A breakfast we got used to...with minor variations!
Following a typical Moroccan breakfast the next morning we had a one hour train ride, travelling in a very crowded second class to Rabat, the capital of Morocco. Samir gave us instructions and sent us off to explore the Kasbah and the Mausoleum containing the remains of the current king's father, uncle and grandfather.
Inside the Kasbah in Rabat
 He didn't really give us an idea of the distance so it turned out to be quite a walk but luckily on returning to our meeting place he greeted us with a mixed box of very delicious pastries...the best according to him.
Mixed pastries
Then it was time to board another train, this time in small, very packed compartments with a number of locals who clearly would rather we weren't there. We arrived in Meknes in time to check in to the Hotel Majestic and head out for dinner.
Meknes was once an imperial city of Morocco and the capital of one of its most colourful eras, when the Sultan Moulay Ismail (a contemporary of Louis XIV) set out to build his own version of Versailles, constructing walls, gates and over 50 palaces with an unstoppable labour force of over 25,000 slaves.We all decided to take up the optional walking tour of Meknes which turned out to be a great option. Our guide, Abdullahtif, was very knowledgeable taking us to visit  Moulay Ismail's immense Heri es Souani Granary, a mammoth architectural feat and the city's now crumbling imperial palaces and certainly gave us a greater awareness of the sights we saw as well as guiding us through the Medina. When Samir met us he led us back in to the Medina to our lunch spot,the smallest 'restaurant' I have ever been in, for camel burgers!
this is the entire 'restaurant'!

Information given>
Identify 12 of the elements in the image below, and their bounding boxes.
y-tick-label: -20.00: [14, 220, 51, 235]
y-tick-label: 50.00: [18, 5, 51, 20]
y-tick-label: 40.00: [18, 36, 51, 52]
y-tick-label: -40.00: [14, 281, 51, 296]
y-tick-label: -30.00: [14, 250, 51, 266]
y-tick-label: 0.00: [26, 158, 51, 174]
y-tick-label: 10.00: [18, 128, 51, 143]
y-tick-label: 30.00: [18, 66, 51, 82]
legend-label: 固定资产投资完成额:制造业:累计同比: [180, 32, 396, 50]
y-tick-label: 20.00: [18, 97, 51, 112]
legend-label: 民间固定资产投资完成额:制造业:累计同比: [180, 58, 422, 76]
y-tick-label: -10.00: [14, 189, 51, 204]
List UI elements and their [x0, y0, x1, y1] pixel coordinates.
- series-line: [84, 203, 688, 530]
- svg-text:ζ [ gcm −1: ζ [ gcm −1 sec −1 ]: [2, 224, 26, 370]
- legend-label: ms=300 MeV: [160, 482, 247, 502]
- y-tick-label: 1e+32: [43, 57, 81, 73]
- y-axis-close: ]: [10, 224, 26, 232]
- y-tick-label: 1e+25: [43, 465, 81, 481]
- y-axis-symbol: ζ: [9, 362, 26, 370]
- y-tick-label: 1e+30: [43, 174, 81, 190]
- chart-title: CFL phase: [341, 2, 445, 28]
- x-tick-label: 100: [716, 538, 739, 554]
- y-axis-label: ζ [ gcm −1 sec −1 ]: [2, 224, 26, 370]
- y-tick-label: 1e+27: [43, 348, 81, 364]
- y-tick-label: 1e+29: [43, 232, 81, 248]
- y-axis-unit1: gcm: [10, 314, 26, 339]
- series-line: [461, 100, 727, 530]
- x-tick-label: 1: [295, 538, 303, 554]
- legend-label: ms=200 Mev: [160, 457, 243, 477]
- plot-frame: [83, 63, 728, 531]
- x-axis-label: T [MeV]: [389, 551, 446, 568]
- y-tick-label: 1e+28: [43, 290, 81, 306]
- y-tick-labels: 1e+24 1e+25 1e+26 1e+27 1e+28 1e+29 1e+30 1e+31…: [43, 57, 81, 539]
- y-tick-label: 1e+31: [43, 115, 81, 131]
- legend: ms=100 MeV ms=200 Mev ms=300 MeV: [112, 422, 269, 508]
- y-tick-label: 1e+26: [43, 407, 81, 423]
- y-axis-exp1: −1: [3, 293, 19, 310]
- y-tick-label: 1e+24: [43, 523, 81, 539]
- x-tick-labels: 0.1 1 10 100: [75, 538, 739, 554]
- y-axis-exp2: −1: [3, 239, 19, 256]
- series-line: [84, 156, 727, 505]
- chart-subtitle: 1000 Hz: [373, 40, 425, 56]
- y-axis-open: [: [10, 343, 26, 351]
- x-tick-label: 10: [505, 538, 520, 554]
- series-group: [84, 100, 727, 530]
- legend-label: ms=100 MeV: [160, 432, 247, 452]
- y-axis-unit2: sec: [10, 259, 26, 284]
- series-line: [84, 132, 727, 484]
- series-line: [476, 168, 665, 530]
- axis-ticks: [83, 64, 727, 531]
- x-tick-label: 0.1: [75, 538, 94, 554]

What to work on>
[a] Translate this sentence from the Morocco travel account into Spanish: "Then it was time to board another train, this time in small, very packed compartments with a number of locals who clearly would rather we weren't there."
[b] Write the next part of the Morocco travel account, picking up after its final line.

Expected outputs>
[a] Luego llegó la hora de subir a otro tren, esta vez en compartimentos pequeños y muy abarrotados, con varios lugareños que claramente habrían preferido que no estuviéramos allí.

[b]
Michael enjoying his camel burger
After lunch we travelled on to Volubilis, Morocco's most impressive Roman ruin. Volubilis was one of the Roman empire's most remote bases, which remained affluent until the 8th century. The main structures remained intact until they were damaged by an earthquake in the 18th century, after which much of the marble was taken for construction in nearby Meknes.Our guide here looked like Joe Peche, and was determined to drop as many English colloquialisms in to his spiel as he could. 
'Joe Peche' our guide, with Samir, group leader
Group Photo at Volubilis

From here it was on to Fes, Morocco's most traditional city, where we stayed for 2 nights. Fes is the most complete medieval city in the Arab world. The most ancient of Morocco's imperial cities, it exists suspended in time.
We spent our day in Fes with a local guide, Aziz, who began our morning with a visit to the gates of the Royal Palace before a walk through the Jewish Quarter, followed by a visit to a ceramics factory where we saw the whole process from the grey clay being prepared through the making and glazing of pottery items. Apparently grey clay is best because, unlike terracotta it does not contain any lead. It was here that I was able to convince Michael that a tagine would be a suitable Xmas present.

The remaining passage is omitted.